(Records that describe figures)

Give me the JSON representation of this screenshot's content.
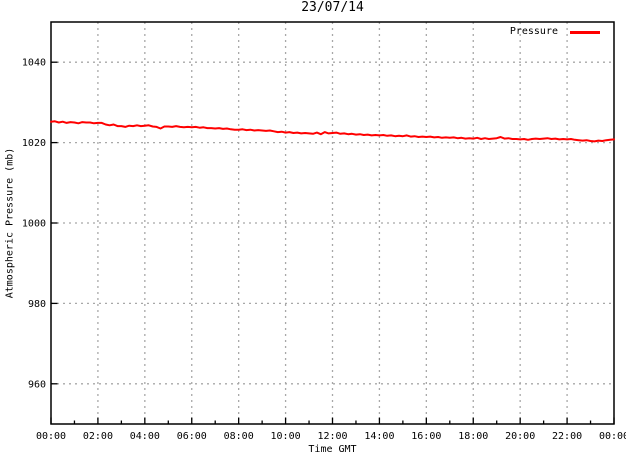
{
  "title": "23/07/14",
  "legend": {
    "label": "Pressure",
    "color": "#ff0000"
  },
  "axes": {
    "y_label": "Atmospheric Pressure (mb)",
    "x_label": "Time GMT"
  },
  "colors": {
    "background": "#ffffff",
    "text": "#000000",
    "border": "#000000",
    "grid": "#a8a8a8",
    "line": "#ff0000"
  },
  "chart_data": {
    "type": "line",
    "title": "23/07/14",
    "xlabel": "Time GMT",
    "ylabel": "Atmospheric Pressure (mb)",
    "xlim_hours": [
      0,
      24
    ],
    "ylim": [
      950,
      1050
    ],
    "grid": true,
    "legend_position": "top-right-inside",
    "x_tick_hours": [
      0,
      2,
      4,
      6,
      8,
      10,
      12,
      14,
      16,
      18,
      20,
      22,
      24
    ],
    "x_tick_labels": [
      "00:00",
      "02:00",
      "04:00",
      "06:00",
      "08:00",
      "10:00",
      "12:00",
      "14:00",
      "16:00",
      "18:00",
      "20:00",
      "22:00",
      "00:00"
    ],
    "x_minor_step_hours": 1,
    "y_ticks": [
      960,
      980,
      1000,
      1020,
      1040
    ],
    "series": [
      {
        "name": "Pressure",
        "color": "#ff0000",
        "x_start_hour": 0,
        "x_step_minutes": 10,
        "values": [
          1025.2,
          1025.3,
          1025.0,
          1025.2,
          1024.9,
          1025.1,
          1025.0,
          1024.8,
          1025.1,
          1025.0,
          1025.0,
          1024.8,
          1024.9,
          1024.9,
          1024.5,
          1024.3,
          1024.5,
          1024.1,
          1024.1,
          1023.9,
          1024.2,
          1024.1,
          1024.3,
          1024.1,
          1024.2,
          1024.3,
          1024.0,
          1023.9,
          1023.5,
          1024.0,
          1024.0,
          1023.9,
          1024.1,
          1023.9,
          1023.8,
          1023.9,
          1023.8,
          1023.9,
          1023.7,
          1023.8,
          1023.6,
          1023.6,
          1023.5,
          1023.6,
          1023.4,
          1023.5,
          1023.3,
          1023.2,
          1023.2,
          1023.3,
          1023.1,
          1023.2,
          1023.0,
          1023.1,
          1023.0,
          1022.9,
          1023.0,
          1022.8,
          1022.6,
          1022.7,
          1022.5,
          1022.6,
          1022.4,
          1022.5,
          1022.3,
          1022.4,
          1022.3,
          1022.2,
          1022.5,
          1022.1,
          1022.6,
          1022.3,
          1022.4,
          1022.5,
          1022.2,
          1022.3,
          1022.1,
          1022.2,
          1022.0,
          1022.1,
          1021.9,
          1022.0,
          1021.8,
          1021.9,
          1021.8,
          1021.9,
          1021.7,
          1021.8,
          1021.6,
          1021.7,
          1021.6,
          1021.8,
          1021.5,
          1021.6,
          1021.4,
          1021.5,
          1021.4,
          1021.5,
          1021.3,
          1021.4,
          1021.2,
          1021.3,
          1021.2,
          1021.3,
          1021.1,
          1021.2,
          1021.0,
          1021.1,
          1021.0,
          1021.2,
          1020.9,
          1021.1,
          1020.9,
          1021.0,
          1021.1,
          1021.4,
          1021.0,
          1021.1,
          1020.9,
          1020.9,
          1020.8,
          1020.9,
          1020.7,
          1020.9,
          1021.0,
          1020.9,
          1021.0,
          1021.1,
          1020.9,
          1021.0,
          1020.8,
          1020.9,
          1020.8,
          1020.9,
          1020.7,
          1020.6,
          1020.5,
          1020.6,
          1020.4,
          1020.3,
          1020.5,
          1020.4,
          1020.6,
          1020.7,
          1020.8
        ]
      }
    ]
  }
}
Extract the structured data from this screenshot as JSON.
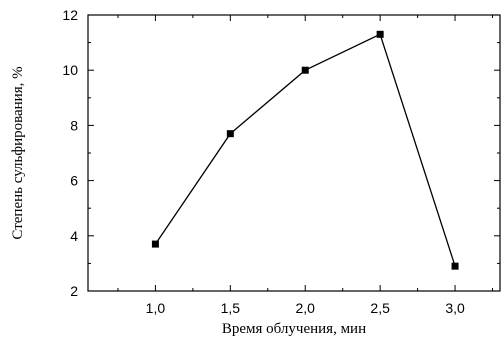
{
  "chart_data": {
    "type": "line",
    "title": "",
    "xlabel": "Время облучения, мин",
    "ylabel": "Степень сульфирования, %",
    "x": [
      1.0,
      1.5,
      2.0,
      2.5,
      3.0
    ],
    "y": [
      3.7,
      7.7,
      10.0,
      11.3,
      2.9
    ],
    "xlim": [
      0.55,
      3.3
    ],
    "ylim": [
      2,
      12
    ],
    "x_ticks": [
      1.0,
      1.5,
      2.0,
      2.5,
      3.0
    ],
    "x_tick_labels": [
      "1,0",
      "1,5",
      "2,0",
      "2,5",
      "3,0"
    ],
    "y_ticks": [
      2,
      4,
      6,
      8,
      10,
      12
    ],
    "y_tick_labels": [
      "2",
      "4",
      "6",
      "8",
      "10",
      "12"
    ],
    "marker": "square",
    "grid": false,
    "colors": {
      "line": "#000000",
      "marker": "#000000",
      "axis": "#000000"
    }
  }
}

BRIEF ::
Retype everything in the material word for word, minus pictures.

EXERCISE SOLUTION ::
Give me the JSON representation of this screenshot's content.
{
  "title": "23/07/14",
  "legend": {
    "label": "Pressure",
    "color": "#ff0000"
  },
  "axes": {
    "y_label": "Atmospheric Pressure (mb)",
    "x_label": "Time GMT"
  },
  "colors": {
    "background": "#ffffff",
    "text": "#000000",
    "border": "#000000",
    "grid": "#a8a8a8",
    "line": "#ff0000"
  },
  "chart_data": {
    "type": "line",
    "title": "23/07/14",
    "xlabel": "Time GMT",
    "ylabel": "Atmospheric Pressure (mb)",
    "xlim_hours": [
      0,
      24
    ],
    "ylim": [
      950,
      1050
    ],
    "grid": true,
    "legend_position": "top-right-inside",
    "x_tick_hours": [
      0,
      2,
      4,
      6,
      8,
      10,
      12,
      14,
      16,
      18,
      20,
      22,
      24
    ],
    "x_tick_labels": [
      "00:00",
      "02:00",
      "04:00",
      "06:00",
      "08:00",
      "10:00",
      "12:00",
      "14:00",
      "16:00",
      "18:00",
      "20:00",
      "22:00",
      "00:00"
    ],
    "x_minor_step_hours": 1,
    "y_ticks": [
      960,
      980,
      1000,
      1020,
      1040
    ],
    "series": [
      {
        "name": "Pressure",
        "color": "#ff0000",
        "x_start_hour": 0,
        "x_step_minutes": 10,
        "values": [
          1025.2,
          1025.3,
          1025.0,
          1025.2,
          1024.9,
          1025.1,
          1025.0,
          1024.8,
          1025.1,
          1025.0,
          1025.0,
          1024.8,
          1024.9,
          1024.9,
          1024.5,
          1024.3,
          1024.5,
          1024.1,
          1024.1,
          1023.9,
          1024.2,
          1024.1,
          1024.3,
          1024.1,
          1024.2,
          1024.3,
          1024.0,
          1023.9,
          1023.5,
          1024.0,
          1024.0,
          1023.9,
          1024.1,
          1023.9,
          1023.8,
          1023.9,
          1023.8,
          1023.9,
          1023.7,
          1023.8,
          1023.6,
          1023.6,
          1023.5,
          1023.6,
          1023.4,
          1023.5,
          1023.3,
          1023.2,
          1023.2,
          1023.3,
          1023.1,
          1023.2,
          1023.0,
          1023.1,
          1023.0,
          1022.9,
          1023.0,
          1022.8,
          1022.6,
          1022.7,
          1022.5,
          1022.6,
          1022.4,
          1022.5,
          1022.3,
          1022.4,
          1022.3,
          1022.2,
          1022.5,
          1022.1,
          1022.6,
          1022.3,
          1022.4,
          1022.5,
          1022.2,
          1022.3,
          1022.1,
          1022.2,
          1022.0,
          1022.1,
          1021.9,
          1022.0,
          1021.8,
          1021.9,
          1021.8,
          1021.9,
          1021.7,
          1021.8,
          1021.6,
          1021.7,
          1021.6,
          1021.8,
          1021.5,
          1021.6,
          1021.4,
          1021.5,
          1021.4,
          1021.5,
          1021.3,
          1021.4,
          1021.2,
          1021.3,
          1021.2,
          1021.3,
          1021.1,
          1021.2,
          1021.0,
          1021.1,
          1021.0,
          1021.2,
          1020.9,
          1021.1,
          1020.9,
          1021.0,
          1021.1,
          1021.4,
          1021.0,
          1021.1,
          1020.9,
          1020.9,
          1020.8,
          1020.9,
          1020.7,
          1020.9,
          1021.0,
          1020.9,
          1021.0,
          1021.1,
          1020.9,
          1021.0,
          1020.8,
          1020.9,
          1020.8,
          1020.9,
          1020.7,
          1020.6,
          1020.5,
          1020.6,
          1020.4,
          1020.3,
          1020.5,
          1020.4,
          1020.6,
          1020.7,
          1020.8
        ]
      }
    ]
  }
}
Extract the structured data from this screenshot as JSON.
{
  "chart_data": {
    "type": "line",
    "title": "",
    "xlabel": "Время облучения, мин",
    "ylabel": "Степень сульфирования, %",
    "x": [
      1.0,
      1.5,
      2.0,
      2.5,
      3.0
    ],
    "y": [
      3.7,
      7.7,
      10.0,
      11.3,
      2.9
    ],
    "xlim": [
      0.55,
      3.3
    ],
    "ylim": [
      2,
      12
    ],
    "x_ticks": [
      1.0,
      1.5,
      2.0,
      2.5,
      3.0
    ],
    "x_tick_labels": [
      "1,0",
      "1,5",
      "2,0",
      "2,5",
      "3,0"
    ],
    "y_ticks": [
      2,
      4,
      6,
      8,
      10,
      12
    ],
    "y_tick_labels": [
      "2",
      "4",
      "6",
      "8",
      "10",
      "12"
    ],
    "marker": "square",
    "grid": false,
    "colors": {
      "line": "#000000",
      "marker": "#000000",
      "axis": "#000000"
    }
  }
}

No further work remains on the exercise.